_EXERCISE DETAILS_
Find the lines of data that contain the string "clean", then list them.

_DATASET EXCERPTS_
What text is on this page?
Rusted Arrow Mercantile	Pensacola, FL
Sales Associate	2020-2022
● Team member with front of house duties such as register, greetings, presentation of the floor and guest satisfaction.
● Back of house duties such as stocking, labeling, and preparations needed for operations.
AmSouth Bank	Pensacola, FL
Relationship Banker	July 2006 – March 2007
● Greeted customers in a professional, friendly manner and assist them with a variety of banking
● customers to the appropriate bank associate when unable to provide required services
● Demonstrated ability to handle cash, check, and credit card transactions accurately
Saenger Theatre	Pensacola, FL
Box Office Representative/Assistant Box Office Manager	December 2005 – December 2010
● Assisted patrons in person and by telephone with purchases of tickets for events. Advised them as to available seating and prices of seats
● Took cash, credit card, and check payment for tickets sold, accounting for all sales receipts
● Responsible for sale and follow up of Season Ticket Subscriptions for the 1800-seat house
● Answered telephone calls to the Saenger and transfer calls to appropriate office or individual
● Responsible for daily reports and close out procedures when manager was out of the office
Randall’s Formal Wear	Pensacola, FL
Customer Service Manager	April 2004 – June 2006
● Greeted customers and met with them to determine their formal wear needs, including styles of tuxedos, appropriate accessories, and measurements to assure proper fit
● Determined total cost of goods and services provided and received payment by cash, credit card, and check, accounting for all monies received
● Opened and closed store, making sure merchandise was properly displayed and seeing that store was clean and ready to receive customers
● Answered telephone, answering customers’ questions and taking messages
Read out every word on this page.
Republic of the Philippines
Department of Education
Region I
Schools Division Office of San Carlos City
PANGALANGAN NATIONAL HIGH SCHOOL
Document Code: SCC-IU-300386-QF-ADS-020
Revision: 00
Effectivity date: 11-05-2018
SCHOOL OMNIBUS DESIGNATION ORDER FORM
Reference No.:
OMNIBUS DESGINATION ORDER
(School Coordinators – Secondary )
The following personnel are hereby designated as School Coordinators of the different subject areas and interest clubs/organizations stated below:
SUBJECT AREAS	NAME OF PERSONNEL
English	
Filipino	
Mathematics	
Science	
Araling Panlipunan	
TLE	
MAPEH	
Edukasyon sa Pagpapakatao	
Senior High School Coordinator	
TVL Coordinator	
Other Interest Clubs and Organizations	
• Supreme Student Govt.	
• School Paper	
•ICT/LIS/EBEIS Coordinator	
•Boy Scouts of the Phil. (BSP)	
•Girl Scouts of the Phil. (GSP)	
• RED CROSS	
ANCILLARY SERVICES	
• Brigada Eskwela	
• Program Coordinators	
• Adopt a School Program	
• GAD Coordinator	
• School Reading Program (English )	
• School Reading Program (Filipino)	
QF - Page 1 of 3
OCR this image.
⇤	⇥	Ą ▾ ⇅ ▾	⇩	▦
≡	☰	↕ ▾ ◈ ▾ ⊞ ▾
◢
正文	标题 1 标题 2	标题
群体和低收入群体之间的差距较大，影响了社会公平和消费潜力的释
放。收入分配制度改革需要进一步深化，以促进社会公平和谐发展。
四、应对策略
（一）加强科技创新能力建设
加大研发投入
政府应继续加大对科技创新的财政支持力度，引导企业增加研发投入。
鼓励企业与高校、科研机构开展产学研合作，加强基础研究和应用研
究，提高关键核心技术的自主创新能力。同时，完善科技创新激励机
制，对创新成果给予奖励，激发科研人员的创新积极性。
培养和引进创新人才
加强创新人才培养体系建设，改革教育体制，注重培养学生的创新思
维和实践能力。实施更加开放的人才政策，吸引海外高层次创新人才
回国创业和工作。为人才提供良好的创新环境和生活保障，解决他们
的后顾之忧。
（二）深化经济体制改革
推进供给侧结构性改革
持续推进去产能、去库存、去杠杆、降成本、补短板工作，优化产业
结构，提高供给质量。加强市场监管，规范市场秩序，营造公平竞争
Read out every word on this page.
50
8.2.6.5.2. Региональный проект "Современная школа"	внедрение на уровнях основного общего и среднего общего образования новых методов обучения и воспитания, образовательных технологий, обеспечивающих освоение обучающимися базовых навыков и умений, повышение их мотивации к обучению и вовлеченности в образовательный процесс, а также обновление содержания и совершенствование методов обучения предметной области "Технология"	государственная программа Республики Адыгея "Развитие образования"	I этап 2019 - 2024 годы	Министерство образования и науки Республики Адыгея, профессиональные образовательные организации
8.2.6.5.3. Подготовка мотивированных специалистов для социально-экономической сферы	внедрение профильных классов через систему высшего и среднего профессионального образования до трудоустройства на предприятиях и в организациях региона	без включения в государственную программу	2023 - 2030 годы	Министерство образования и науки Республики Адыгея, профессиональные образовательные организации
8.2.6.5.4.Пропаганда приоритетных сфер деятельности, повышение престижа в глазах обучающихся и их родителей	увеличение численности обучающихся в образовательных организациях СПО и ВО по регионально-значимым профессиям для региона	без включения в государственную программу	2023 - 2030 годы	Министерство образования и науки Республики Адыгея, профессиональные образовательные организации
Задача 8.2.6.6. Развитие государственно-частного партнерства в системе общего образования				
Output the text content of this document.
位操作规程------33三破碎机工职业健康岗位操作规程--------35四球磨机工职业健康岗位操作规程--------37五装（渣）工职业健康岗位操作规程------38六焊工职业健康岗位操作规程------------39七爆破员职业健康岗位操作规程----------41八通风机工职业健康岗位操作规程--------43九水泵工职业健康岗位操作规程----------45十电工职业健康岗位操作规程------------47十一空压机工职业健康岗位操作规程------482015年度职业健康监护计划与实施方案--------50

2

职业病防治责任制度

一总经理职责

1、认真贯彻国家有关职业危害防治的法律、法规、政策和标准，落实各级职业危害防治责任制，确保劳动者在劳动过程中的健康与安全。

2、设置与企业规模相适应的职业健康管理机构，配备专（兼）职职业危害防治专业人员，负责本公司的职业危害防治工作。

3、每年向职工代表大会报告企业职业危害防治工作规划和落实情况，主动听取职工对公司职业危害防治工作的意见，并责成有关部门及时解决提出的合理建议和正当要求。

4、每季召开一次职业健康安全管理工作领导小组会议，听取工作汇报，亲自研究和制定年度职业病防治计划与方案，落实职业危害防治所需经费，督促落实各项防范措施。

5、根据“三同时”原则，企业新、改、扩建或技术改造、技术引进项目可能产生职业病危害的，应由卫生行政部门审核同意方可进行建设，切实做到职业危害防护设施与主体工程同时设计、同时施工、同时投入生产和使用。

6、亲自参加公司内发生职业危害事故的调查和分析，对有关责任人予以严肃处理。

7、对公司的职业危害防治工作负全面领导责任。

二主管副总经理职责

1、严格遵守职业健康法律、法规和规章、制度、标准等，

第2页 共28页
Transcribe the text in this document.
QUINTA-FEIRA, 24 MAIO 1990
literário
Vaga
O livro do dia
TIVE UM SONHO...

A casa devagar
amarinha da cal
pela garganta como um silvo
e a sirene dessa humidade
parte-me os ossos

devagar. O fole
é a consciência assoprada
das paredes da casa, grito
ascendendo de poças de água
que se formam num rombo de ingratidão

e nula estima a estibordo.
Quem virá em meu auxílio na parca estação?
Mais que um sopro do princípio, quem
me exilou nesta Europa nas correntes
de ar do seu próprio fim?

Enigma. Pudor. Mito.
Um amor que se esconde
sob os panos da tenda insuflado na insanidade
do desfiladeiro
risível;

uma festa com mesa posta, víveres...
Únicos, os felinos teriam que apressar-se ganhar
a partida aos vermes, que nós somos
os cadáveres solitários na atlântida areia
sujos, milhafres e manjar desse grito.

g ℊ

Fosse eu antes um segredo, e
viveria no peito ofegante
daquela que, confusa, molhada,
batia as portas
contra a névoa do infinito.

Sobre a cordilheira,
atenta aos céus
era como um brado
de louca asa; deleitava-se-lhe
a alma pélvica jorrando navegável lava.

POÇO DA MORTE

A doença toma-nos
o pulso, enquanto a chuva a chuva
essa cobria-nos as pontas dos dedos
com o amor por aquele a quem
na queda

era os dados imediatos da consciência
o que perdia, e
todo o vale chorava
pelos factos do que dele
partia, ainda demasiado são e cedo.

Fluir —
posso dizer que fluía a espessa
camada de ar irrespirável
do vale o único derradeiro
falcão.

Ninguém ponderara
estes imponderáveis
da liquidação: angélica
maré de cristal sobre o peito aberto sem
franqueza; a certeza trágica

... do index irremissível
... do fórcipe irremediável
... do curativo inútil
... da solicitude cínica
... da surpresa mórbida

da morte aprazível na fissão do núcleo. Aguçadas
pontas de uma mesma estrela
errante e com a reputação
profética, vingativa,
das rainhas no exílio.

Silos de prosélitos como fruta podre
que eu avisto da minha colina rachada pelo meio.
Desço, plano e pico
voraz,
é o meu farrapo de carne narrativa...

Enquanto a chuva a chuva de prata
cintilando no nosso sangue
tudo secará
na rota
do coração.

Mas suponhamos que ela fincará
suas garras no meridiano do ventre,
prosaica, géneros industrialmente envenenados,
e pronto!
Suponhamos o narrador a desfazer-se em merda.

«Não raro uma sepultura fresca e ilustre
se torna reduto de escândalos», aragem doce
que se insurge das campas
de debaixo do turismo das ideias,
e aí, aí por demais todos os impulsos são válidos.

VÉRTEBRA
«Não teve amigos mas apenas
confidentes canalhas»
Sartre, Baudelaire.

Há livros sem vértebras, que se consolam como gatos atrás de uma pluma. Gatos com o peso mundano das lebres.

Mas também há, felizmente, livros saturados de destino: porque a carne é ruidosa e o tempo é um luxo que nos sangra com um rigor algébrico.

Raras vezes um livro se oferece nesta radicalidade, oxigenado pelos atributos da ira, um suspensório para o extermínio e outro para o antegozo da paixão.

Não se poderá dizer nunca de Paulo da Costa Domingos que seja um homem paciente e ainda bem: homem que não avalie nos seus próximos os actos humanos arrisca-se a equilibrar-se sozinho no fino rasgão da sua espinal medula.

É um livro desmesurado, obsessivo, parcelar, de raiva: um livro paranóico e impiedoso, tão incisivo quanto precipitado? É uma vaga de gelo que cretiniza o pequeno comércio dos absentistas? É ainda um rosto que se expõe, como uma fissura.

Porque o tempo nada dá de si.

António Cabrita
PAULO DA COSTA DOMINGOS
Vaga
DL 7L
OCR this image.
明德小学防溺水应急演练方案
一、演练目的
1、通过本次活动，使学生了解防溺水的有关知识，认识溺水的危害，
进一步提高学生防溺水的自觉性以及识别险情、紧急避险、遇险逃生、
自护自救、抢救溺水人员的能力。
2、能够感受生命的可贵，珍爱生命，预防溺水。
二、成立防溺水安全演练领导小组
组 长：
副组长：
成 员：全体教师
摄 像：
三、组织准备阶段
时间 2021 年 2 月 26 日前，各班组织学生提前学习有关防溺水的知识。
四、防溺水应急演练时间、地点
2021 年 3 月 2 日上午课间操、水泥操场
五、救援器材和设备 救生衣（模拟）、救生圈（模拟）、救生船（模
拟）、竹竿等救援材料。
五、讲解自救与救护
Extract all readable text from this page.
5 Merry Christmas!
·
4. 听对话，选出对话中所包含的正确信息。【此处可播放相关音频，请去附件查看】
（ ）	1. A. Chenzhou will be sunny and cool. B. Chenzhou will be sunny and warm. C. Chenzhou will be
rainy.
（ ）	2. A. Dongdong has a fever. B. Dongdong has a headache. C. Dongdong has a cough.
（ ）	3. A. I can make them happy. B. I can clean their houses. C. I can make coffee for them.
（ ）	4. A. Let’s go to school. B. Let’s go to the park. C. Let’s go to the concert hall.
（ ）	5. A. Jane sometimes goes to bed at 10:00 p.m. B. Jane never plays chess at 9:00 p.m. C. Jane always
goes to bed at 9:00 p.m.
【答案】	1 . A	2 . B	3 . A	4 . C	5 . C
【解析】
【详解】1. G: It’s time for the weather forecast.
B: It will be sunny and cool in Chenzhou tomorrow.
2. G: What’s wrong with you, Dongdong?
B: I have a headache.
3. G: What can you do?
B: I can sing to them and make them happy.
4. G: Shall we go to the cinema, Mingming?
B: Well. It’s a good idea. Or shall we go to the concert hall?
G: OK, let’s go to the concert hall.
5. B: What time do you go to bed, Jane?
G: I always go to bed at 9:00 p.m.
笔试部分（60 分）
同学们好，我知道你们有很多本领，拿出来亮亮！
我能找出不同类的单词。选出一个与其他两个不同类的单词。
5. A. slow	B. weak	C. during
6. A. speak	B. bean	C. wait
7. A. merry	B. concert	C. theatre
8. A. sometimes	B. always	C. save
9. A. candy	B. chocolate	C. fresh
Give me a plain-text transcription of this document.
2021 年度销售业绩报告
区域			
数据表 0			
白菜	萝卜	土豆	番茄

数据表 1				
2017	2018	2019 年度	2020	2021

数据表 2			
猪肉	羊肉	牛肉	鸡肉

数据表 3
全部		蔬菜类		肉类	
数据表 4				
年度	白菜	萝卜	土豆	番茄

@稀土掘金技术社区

_TASK OUTPUT_
● Opened and closed store, making sure merchandise was properly displayed and seeing that store was clean and ready to receive customers
（ ）	3. A. I can make them happy. B. I can clean their houses. C. I can make coffee for them.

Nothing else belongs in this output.